**WRITTEN TASK**
Write out again only the lines running from the one that contains "What text is on this page?" to the end of the records below, including both the first and the last.

**DATA ROWS**
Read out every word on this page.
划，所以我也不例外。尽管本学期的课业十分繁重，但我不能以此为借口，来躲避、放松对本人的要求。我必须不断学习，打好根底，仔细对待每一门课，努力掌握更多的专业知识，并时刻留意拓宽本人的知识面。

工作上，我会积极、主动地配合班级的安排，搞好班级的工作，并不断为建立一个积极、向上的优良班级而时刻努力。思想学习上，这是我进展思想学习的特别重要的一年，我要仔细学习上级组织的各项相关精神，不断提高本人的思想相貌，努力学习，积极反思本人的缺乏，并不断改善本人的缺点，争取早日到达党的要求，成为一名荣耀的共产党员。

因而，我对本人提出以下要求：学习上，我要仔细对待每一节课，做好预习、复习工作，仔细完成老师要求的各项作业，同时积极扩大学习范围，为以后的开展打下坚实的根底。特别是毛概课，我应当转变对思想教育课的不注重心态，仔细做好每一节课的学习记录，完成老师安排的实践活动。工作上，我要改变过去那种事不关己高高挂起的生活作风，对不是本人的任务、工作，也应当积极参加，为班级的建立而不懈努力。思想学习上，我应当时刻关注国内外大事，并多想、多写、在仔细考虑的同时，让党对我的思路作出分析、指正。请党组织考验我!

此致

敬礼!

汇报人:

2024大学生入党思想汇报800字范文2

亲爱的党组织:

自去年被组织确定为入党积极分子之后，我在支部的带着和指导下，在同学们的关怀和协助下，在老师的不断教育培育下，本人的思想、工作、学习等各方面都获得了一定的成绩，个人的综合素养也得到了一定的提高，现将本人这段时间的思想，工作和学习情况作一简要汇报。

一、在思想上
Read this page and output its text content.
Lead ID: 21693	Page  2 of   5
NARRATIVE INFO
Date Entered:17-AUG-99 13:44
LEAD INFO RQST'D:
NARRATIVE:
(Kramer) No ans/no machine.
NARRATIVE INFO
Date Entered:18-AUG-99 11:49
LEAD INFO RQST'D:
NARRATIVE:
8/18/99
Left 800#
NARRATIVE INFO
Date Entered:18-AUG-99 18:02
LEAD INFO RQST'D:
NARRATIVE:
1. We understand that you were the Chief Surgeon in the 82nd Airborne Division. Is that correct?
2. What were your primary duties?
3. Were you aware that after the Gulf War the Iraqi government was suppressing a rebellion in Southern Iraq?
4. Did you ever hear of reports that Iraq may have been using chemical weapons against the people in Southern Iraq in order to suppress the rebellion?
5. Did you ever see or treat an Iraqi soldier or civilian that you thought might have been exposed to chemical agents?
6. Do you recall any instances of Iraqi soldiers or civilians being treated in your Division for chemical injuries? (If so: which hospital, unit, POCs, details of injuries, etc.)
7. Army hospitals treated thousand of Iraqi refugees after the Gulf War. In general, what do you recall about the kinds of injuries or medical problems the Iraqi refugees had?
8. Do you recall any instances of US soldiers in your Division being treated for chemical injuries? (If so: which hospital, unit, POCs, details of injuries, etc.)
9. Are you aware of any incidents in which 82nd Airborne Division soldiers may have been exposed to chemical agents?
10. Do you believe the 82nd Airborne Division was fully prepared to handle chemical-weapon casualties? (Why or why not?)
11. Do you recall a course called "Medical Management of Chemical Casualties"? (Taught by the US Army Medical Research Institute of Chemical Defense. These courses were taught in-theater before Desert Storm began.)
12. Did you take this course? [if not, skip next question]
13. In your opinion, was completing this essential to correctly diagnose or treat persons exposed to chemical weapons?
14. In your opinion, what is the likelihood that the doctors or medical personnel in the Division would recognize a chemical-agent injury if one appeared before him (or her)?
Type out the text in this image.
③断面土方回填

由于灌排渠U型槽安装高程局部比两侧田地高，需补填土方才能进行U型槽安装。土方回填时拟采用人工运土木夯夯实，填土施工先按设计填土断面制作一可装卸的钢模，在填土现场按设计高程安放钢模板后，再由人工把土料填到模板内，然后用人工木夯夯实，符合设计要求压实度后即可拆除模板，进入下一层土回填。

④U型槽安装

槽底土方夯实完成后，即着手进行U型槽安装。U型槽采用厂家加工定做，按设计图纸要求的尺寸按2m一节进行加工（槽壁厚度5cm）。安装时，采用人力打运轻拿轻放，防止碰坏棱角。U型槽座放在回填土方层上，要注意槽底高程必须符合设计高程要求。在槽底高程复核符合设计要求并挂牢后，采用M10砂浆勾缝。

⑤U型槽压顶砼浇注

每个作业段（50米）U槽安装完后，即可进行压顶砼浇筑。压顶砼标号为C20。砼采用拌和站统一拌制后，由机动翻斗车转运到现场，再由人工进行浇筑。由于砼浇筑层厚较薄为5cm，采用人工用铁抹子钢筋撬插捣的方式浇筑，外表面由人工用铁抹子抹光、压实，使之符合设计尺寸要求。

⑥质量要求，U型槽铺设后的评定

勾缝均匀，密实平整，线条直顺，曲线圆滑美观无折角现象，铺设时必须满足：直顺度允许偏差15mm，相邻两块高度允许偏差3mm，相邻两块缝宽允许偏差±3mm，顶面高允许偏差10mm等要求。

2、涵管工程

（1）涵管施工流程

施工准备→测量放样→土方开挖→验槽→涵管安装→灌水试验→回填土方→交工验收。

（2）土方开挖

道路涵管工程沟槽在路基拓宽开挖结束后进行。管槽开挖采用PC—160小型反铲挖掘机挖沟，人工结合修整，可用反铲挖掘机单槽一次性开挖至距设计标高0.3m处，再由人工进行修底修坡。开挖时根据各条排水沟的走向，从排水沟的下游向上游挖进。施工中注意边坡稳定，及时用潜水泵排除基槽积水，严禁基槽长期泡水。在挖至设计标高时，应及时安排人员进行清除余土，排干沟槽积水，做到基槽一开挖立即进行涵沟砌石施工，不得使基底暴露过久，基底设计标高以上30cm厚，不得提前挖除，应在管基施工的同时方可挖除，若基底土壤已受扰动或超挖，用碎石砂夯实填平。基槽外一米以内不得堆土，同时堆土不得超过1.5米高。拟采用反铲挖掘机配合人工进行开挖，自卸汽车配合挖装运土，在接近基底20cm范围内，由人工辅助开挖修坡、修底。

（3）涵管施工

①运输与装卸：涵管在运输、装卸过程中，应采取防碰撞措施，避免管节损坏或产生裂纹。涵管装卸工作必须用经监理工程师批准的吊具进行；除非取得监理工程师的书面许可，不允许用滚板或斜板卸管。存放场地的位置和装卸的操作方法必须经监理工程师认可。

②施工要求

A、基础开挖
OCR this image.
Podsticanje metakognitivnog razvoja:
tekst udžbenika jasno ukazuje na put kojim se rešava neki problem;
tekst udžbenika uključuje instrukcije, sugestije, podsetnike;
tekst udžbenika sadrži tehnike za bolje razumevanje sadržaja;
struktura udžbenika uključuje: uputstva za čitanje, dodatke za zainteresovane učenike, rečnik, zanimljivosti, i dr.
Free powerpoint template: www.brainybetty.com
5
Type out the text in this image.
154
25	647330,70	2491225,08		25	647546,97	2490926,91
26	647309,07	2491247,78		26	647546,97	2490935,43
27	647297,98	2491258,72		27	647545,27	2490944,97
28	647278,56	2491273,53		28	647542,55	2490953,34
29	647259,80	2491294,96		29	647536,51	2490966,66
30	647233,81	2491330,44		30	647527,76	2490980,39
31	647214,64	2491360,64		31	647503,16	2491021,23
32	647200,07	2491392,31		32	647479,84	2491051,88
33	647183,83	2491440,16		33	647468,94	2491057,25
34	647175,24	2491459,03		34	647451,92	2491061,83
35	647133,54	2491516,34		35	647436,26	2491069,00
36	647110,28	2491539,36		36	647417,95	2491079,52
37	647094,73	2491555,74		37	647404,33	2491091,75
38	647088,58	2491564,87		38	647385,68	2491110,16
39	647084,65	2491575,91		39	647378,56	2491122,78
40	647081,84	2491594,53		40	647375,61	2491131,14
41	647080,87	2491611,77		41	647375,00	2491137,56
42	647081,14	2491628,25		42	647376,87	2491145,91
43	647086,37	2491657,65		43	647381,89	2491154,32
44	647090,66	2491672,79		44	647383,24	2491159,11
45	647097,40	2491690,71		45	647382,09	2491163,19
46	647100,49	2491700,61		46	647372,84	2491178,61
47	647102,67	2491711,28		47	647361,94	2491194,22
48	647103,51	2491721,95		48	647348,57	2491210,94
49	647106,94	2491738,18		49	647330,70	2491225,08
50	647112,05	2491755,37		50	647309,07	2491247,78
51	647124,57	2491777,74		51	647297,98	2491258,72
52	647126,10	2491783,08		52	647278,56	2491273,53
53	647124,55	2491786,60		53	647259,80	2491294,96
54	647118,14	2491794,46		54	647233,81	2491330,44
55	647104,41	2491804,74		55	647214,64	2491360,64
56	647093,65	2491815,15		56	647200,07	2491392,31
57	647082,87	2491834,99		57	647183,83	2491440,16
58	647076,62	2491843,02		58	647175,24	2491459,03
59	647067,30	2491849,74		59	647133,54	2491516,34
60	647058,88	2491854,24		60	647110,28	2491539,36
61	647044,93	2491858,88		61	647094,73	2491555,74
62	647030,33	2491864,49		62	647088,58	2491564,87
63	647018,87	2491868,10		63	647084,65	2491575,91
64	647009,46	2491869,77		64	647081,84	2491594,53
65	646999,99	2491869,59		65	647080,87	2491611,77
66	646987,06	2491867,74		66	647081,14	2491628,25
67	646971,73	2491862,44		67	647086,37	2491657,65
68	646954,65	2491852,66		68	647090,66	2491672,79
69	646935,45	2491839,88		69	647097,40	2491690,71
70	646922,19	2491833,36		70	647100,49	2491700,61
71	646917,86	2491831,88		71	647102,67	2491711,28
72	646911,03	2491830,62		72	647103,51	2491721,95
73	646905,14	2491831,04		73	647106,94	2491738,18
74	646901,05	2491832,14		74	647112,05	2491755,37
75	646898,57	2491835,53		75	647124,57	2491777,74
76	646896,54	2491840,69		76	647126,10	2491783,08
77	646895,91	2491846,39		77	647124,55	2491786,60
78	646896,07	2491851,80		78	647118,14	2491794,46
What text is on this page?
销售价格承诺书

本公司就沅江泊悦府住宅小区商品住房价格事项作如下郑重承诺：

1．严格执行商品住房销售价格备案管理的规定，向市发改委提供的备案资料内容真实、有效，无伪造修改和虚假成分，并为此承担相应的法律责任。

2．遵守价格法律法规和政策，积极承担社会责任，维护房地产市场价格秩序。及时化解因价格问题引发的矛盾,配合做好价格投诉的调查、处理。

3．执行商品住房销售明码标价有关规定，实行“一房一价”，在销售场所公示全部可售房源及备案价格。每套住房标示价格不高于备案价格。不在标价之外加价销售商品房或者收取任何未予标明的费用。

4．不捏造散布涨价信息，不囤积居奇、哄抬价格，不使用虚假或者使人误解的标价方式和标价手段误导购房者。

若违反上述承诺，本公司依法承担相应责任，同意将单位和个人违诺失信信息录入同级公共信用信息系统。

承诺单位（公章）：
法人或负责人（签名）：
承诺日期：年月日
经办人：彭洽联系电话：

**COMPLETED TASK**
What text is on this page?
销售价格承诺书

本公司就沅江泊悦府住宅小区商品住房价格事项作如下郑重承诺：

1．严格执行商品住房销售价格备案管理的规定，向市发改委提供的备案资料内容真实、有效，无伪造修改和虚假成分，并为此承担相应的法律责任。

2．遵守价格法律法规和政策，积极承担社会责任，维护房地产市场价格秩序。及时化解因价格问题引发的矛盾,配合做好价格投诉的调查、处理。

3．执行商品住房销售明码标价有关规定，实行“一房一价”，在销售场所公示全部可售房源及备案价格。每套住房标示价格不高于备案价格。不在标价之外加价销售商品房或者收取任何未予标明的费用。

4．不捏造散布涨价信息，不囤积居奇、哄抬价格，不使用虚假或者使人误解的标价方式和标价手段误导购房者。

若违反上述承诺，本公司依法承担相应责任，同意将单位和个人违诺失信信息录入同级公共信用信息系统。

承诺单位（公章）：
法人或负责人（签名）：
承诺日期：年月日
经办人：彭洽联系电话：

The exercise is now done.